Short exercise
Extract each line of the data below exactly as written.

— start of Record extracts —

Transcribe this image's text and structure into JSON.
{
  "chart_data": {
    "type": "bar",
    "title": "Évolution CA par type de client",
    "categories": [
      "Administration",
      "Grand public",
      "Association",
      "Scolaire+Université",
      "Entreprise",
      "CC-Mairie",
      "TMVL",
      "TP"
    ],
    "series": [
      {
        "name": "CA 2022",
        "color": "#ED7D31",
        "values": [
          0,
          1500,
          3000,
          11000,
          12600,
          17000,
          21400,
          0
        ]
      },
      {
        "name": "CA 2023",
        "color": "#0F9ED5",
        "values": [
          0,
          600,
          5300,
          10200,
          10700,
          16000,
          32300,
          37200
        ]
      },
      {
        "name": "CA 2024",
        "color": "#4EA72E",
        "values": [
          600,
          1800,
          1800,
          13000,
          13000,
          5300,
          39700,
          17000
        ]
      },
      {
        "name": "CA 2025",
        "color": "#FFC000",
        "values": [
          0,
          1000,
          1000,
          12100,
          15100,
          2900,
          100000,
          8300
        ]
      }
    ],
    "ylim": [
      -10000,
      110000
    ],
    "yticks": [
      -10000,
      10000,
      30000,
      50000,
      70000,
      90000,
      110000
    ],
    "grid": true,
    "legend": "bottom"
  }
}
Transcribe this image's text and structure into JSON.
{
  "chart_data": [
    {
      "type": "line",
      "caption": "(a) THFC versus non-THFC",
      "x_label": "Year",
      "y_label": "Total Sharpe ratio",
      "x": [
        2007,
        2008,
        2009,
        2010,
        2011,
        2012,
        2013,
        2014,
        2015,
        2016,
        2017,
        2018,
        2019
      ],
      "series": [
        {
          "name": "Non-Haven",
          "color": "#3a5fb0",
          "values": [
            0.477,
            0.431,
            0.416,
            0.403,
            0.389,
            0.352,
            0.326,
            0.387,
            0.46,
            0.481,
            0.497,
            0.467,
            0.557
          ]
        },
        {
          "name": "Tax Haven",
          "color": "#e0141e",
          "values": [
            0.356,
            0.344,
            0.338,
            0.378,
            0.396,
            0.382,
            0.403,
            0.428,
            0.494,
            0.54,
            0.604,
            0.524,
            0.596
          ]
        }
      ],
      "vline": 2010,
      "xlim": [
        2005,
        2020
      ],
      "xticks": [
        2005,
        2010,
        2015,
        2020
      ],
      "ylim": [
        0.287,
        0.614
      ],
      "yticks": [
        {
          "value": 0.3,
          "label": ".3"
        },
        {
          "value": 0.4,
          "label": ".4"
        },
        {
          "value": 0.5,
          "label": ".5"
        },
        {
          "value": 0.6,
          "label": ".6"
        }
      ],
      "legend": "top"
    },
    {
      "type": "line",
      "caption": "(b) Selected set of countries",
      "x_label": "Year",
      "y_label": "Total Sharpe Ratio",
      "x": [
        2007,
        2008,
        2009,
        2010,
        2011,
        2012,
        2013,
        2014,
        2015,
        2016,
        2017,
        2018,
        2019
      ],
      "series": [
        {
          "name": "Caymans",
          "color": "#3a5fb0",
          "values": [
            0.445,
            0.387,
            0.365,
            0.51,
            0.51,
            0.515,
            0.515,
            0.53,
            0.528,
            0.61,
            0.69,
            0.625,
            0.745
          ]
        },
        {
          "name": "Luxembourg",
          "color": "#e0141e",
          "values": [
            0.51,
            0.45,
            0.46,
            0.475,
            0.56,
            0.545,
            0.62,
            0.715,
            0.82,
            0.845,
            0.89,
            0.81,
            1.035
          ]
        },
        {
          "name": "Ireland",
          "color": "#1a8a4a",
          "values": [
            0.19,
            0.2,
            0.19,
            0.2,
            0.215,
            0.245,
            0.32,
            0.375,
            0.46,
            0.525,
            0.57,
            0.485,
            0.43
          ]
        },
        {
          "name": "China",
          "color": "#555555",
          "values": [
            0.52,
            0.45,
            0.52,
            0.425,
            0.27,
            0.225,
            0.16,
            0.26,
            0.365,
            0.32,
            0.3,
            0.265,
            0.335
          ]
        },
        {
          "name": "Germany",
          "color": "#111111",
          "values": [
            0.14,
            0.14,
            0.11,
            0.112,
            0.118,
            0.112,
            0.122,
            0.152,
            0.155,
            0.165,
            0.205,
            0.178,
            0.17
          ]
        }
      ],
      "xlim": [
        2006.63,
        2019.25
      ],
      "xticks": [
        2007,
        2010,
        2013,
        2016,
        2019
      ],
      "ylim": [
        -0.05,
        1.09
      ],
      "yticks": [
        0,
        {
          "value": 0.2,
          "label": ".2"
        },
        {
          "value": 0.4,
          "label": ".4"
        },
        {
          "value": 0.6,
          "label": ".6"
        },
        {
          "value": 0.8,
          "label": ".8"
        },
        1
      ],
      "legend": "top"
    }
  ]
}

— end of Record extracts —

Finished answer
Transcribe this image's text and structure into JSON.
{
  "chart_data": {
    "type": "bar",
    "title": "Évolution CA par type de client",
    "categories": [
      "Administration",
      "Grand public",
      "Association",
      "Scolaire+Université",
      "Entreprise",
      "CC-Mairie",
      "TMVL",
      "TP"
    ],
    "series": [
      {
        "name": "CA 2022",
        "color": "#ED7D31",
        "values": [
          0,
          1500,
          3000,
          11000,
          12600,
          17000,
          21400,
          0
        ]
      },
      {
        "name": "CA 2023",
        "color": "#0F9ED5",
        "values": [
          0,
          600,
          5300,
          10200,
          10700,
          16000,
          32300,
          37200
        ]
      },
      {
        "name": "CA 2024",
        "color": "#4EA72E",
        "values": [
          600,
          1800,
          1800,
          13000,
          13000,
          5300,
          39700,
          17000
        ]
      },
      {
        "name": "CA 2025",
        "color": "#FFC000",
        "values": [
          0,
          1000,
          1000,
          12100,
          15100,
          2900,
          100000,
          8300
        ]
      }
    ],
    "ylim": [
      -10000,
      110000
    ],
    "yticks": [
      -10000,
      10000,
      30000,
      50000,
      70000,
      90000,
      110000
    ],
    "grid": true,
    "legend": "bottom"
  }
}
Transcribe this image's text and structure into JSON.
{
  "chart_data": [
    {
      "type": "line",
      "caption": "(a) THFC versus non-THFC",
      "x_label": "Year",
      "y_label": "Total Sharpe ratio",
      "x": [
        2007,
        2008,
        2009,
        2010,
        2011,
        2012,
        2013,
        2014,
        2015,
        2016,
        2017,
        2018,
        2019
      ],
      "series": [
        {
          "name": "Non-Haven",
          "color": "#3a5fb0",
          "values": [
            0.477,
            0.431,
            0.416,
            0.403,
            0.389,
            0.352,
            0.326,
            0.387,
            0.46,
            0.481,
            0.497,
            0.467,
            0.557
          ]
        },
        {
          "name": "Tax Haven",
          "color": "#e0141e",
          "values": [
            0.356,
            0.344,
            0.338,
            0.378,
            0.396,
            0.382,
            0.403,
            0.428,
            0.494,
            0.54,
            0.604,
            0.524,
            0.596
          ]
        }
      ],
      "vline": 2010,
      "xlim": [
        2005,
        2020
      ],
      "xticks": [
        2005,
        2010,
        2015,
        2020
      ],
      "ylim": [
        0.287,
        0.614
      ],
      "yticks": [
        {
          "value": 0.3,
          "label": ".3"
        },
        {
          "value": 0.4,
          "label": ".4"
        },
        {
          "value": 0.5,
          "label": ".5"
        },
        {
          "value": 0.6,
          "label": ".6"
        }
      ],
      "legend": "top"
    },
    {
      "type": "line",
      "caption": "(b) Selected set of countries",
      "x_label": "Year",
      "y_label": "Total Sharpe Ratio",
      "x": [
        2007,
        2008,
        2009,
        2010,
        2011,
        2012,
        2013,
        2014,
        2015,
        2016,
        2017,
        2018,
        2019
      ],
      "series": [
        {
          "name": "Caymans",
          "color": "#3a5fb0",
          "values": [
            0.445,
            0.387,
            0.365,
            0.51,
            0.51,
            0.515,
            0.515,
            0.53,
            0.528,
            0.61,
            0.69,
            0.625,
            0.745
          ]
        },
        {
          "name": "Luxembourg",
          "color": "#e0141e",
          "values": [
            0.51,
            0.45,
            0.46,
            0.475,
            0.56,
            0.545,
            0.62,
            0.715,
            0.82,
            0.845,
            0.89,
            0.81,
            1.035
          ]
        },
        {
          "name": "Ireland",
          "color": "#1a8a4a",
          "values": [
            0.19,
            0.2,
            0.19,
            0.2,
            0.215,
            0.245,
            0.32,
            0.375,
            0.46,
            0.525,
            0.57,
            0.485,
            0.43
          ]
        },
        {
          "name": "China",
          "color": "#555555",
          "values": [
            0.52,
            0.45,
            0.52,
            0.425,
            0.27,
            0.225,
            0.16,
            0.26,
            0.365,
            0.32,
            0.3,
            0.265,
            0.335
          ]
        },
        {
          "name": "Germany",
          "color": "#111111",
          "values": [
            0.14,
            0.14,
            0.11,
            0.112,
            0.118,
            0.112,
            0.122,
            0.152,
            0.155,
            0.165,
            0.205,
            0.178,
            0.17
          ]
        }
      ],
      "xlim": [
        2006.63,
        2019.25
      ],
      "xticks": [
        2007,
        2010,
        2013,
        2016,
        2019
      ],
      "ylim": [
        -0.05,
        1.09
      ],
      "yticks": [
        0,
        {
          "value": 0.2,
          "label": ".2"
        },
        {
          "value": 0.4,
          "label": ".4"
        },
        {
          "value": 0.6,
          "label": ".6"
        },
        {
          "value": 0.8,
          "label": ".8"
        },
        1
      ],
      "legend": "top"
    }
  ]
}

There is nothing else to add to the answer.